= AIM =
Reproduce the listing below without changes, except that pictures are left out.

Saved data entries:
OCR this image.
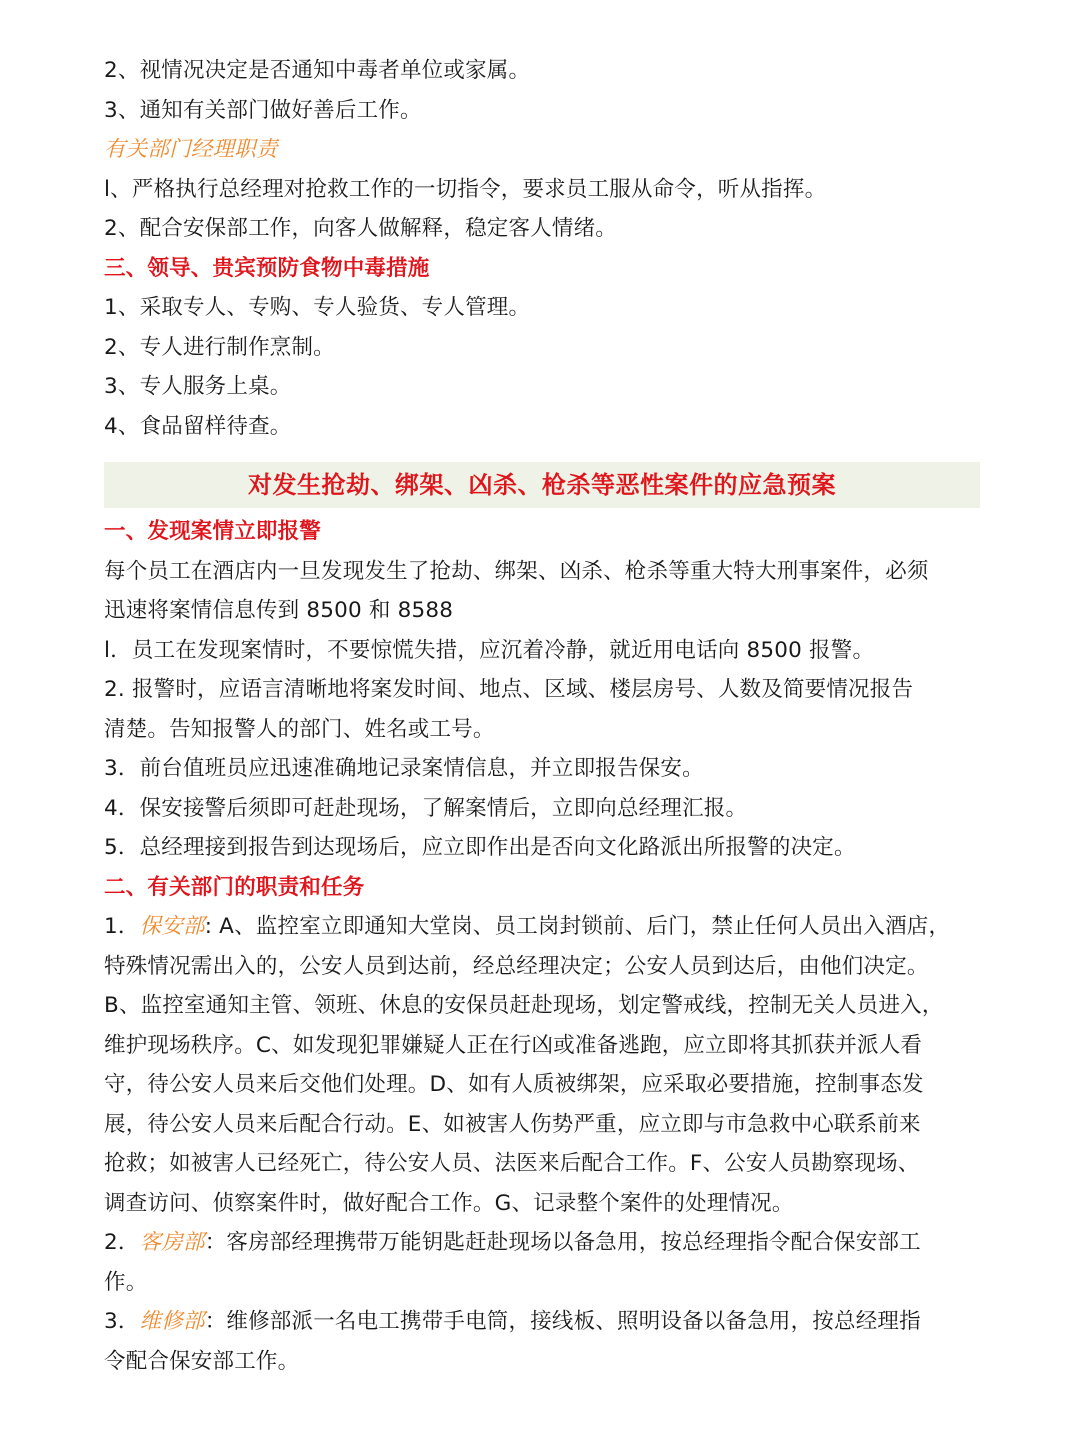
2、视情况决定是否通知中毒者单位或家属。
3、通知有关部门做好善后工作。
有关部门经理职责
l、严格执行总经理对抢救工作的一切指令，要求员工服从命令，听从指挥。
2、配合安保部工作，向客人做解释，稳定客人情绪。
三、领导、贵宾预防食物中毒措施
1、采取专人、专购、专人验货、专人管理。
2、专人进行制作烹制。
3、专人服务上桌。
4、食品留样待查。
对发生抢劫、绑架、凶杀、枪杀等恶性案件的应急预案
一、发现案情立即报警
每个员工在酒店内一旦发现发生了抢劫、绑架、凶杀、枪杀等重大特大刑事案件，必须
迅速将案情信息传到 8500 和 8588
l．员工在发现案情时，不要惊慌失措，应沉着冷静，就近用电话向 8500 报警。
2. 报警时，应语言清晰地将案发时间、地点、区域、楼层房号、人数及简要情况报告
清楚。告知报警人的部门、姓名或工号。
3．前台值班员应迅速准确地记录案情信息，并立即报告保安。
4．保安接警后须即可赶赴现场，了解案情后，立即向总经理汇报。
5．总经理接到报告到达现场后，应立即作出是否向文化路派出所报警的决定。
二、有关部门的职责和任务
1．保安部: A、监控室立即通知大堂岗、员工岗封锁前、后门，禁止任何人员出入酒店，
特殊情况需出入的，公安人员到达前，经总经理决定；公安人员到达后，由他们决定。
B、监控室通知主管、领班、休息的安保员赶赴现场，划定警戒线，控制无关人员进入，
维护现场秩序。C、如发现犯罪嫌疑人正在行凶或准备逃跑，应立即将其抓获并派人看
守，待公安人员来后交他们处理。D、如有人质被绑架，应采取必要措施，控制事态发
展，待公安人员来后配合行动。E、如被害人伤势严重，应立即与市急救中心联系前来
抢救；如被害人已经死亡，待公安人员、法医来后配合工作。F、公安人员勘察现场、
调查访问、侦察案件时，做好配合工作。G、记录整个案件的处理情况。
2．客房部：客房部经理携带万能钥匙赶赴现场以备急用，按总经理指令配合保安部工
作。
3．维修部：维修部派一名电工携带手电筒，接线板、照明设备以备急用，按总经理指
令配合保安部工作。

= FINISHED EXERCISE =
OCR this image.
2、视情况决定是否通知中毒者单位或家属。
3、通知有关部门做好善后工作。
有关部门经理职责
l、严格执行总经理对抢救工作的一切指令，要求员工服从命令，听从指挥。
2、配合安保部工作，向客人做解释，稳定客人情绪。
三、领导、贵宾预防食物中毒措施
1、采取专人、专购、专人验货、专人管理。
2、专人进行制作烹制。
3、专人服务上桌。
4、食品留样待查。
对发生抢劫、绑架、凶杀、枪杀等恶性案件的应急预案
一、发现案情立即报警
每个员工在酒店内一旦发现发生了抢劫、绑架、凶杀、枪杀等重大特大刑事案件，必须
迅速将案情信息传到 8500 和 8588
l．员工在发现案情时，不要惊慌失措，应沉着冷静，就近用电话向 8500 报警。
2. 报警时，应语言清晰地将案发时间、地点、区域、楼层房号、人数及简要情况报告
清楚。告知报警人的部门、姓名或工号。
3．前台值班员应迅速准确地记录案情信息，并立即报告保安。
4．保安接警后须即可赶赴现场，了解案情后，立即向总经理汇报。
5．总经理接到报告到达现场后，应立即作出是否向文化路派出所报警的决定。
二、有关部门的职责和任务
1．保安部: A、监控室立即通知大堂岗、员工岗封锁前、后门，禁止任何人员出入酒店，
特殊情况需出入的，公安人员到达前，经总经理决定；公安人员到达后，由他们决定。
B、监控室通知主管、领班、休息的安保员赶赴现场，划定警戒线，控制无关人员进入，
维护现场秩序。C、如发现犯罪嫌疑人正在行凶或准备逃跑，应立即将其抓获并派人看
守，待公安人员来后交他们处理。D、如有人质被绑架，应采取必要措施，控制事态发
展，待公安人员来后配合行动。E、如被害人伤势严重，应立即与市急救中心联系前来
抢救；如被害人已经死亡，待公安人员、法医来后配合工作。F、公安人员勘察现场、
调查访问、侦察案件时，做好配合工作。G、记录整个案件的处理情况。
2．客房部：客房部经理携带万能钥匙赶赴现场以备急用，按总经理指令配合保安部工
作。
3．维修部：维修部派一名电工携带手电筒，接线板、照明设备以备急用，按总经理指
令配合保安部工作。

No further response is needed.